Items listed in a dataset:
========================================

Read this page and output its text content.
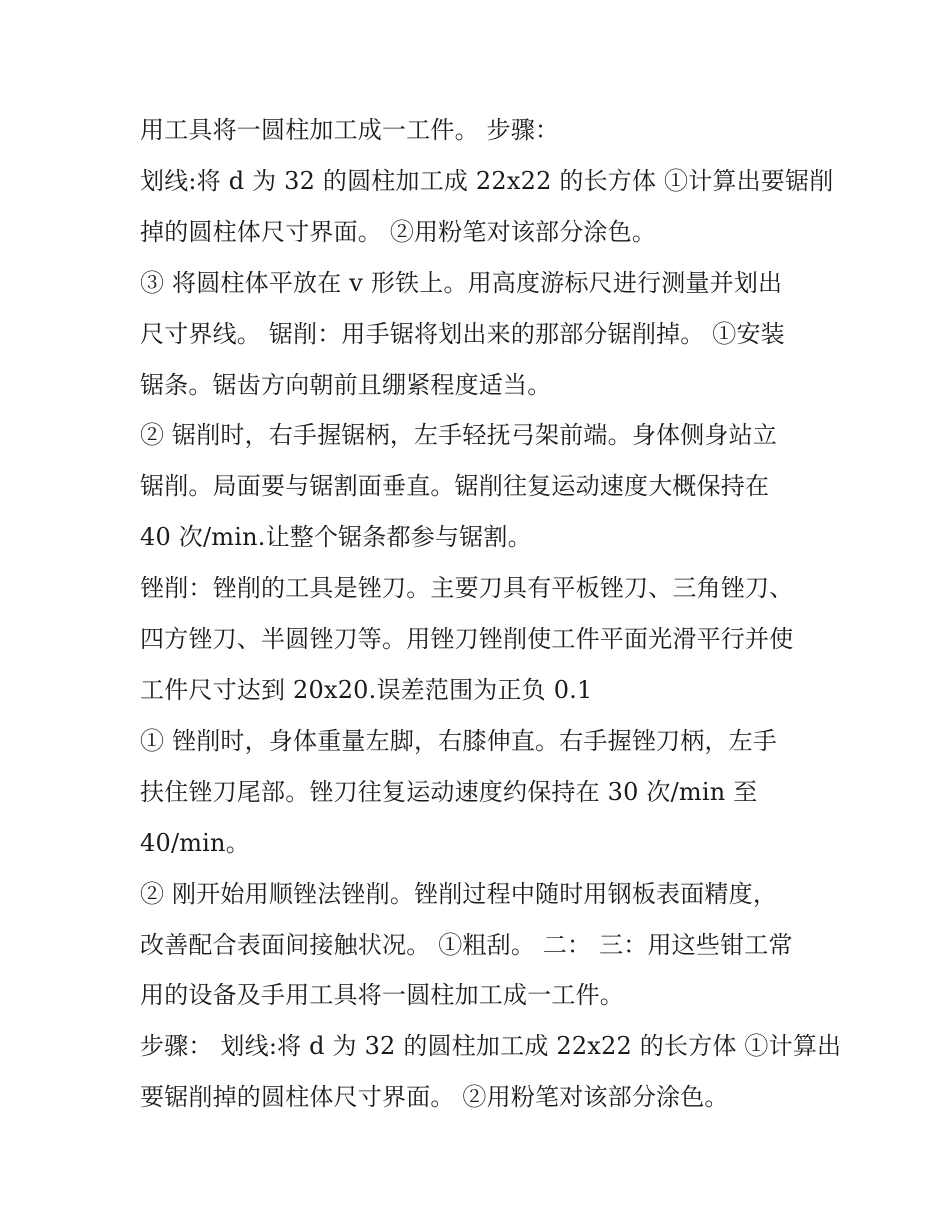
用工具将一圆柱加工成一工件。 步骤：

划线:将 d 为 32 的圆柱加工成 22x22 的长方体 ①计算出要锯削

掉的圆柱体尺寸界面。 ②用粉笔对该部分涂色。

③ 将圆柱体平放在 v 形铁上。用高度游标尺进行测量并划出

尺寸界线。 锯削：用手锯将划出来的那部分锯削掉。 ①安装

锯条。锯齿方向朝前且绷紧程度适当。

② 锯削时，右手握锯柄，左手轻抚弓架前端。身体侧身站立

锯削。局面要与锯割面垂直。锯削往复运动速度大概保持在

40 次/min.让整个锯条都参与锯割。

锉削：锉削的工具是锉刀。主要刀具有平板锉刀、三角锉刀、

四方锉刀、半圆锉刀等。用锉刀锉削使工件平面光滑平行并使

工件尺寸达到 20x20.误差范围为正负 0.1

① 锉削时，身体重量左脚，右膝伸直。右手握锉刀柄，左手

扶住锉刀尾部。锉刀往复运动速度约保持在 30 次/min 至

40/min。

② 刚开始用顺锉法锉削。锉削过程中随时用钢板表面精度，

改善配合表面间接触状况。 ①粗刮。 二： 三：用这些钳工常

用的设备及手用工具将一圆柱加工成一工件。

步骤： 划线:将 d 为 32 的圆柱加工成 22x22 的长方体 ①计算出

要锯削掉的圆柱体尺寸界面。 ②用粉笔对该部分涂色。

========================================

= EXERCISE GOAL =
Retype the entries word for word. Omit any images.

= ANSWER TO THIS EXERCISE =
Read this page and output its text content.
用工具将一圆柱加工成一工件。 步骤：

划线:将 d 为 32 的圆柱加工成 22x22 的长方体 ①计算出要锯削

掉的圆柱体尺寸界面。 ②用粉笔对该部分涂色。

③ 将圆柱体平放在 v 形铁上。用高度游标尺进行测量并划出

尺寸界线。 锯削：用手锯将划出来的那部分锯削掉。 ①安装

锯条。锯齿方向朝前且绷紧程度适当。

② 锯削时，右手握锯柄，左手轻抚弓架前端。身体侧身站立

锯削。局面要与锯割面垂直。锯削往复运动速度大概保持在

40 次/min.让整个锯条都参与锯割。

锉削：锉削的工具是锉刀。主要刀具有平板锉刀、三角锉刀、

四方锉刀、半圆锉刀等。用锉刀锉削使工件平面光滑平行并使

工件尺寸达到 20x20.误差范围为正负 0.1

① 锉削时，身体重量左脚，右膝伸直。右手握锉刀柄，左手

扶住锉刀尾部。锉刀往复运动速度约保持在 30 次/min 至

40/min。

② 刚开始用顺锉法锉削。锉削过程中随时用钢板表面精度，

改善配合表面间接触状况。 ①粗刮。 二： 三：用这些钳工常

用的设备及手用工具将一圆柱加工成一工件。

步骤： 划线:将 d 为 32 的圆柱加工成 22x22 的长方体 ①计算出

要锯削掉的圆柱体尺寸界面。 ②用粉笔对该部分涂色。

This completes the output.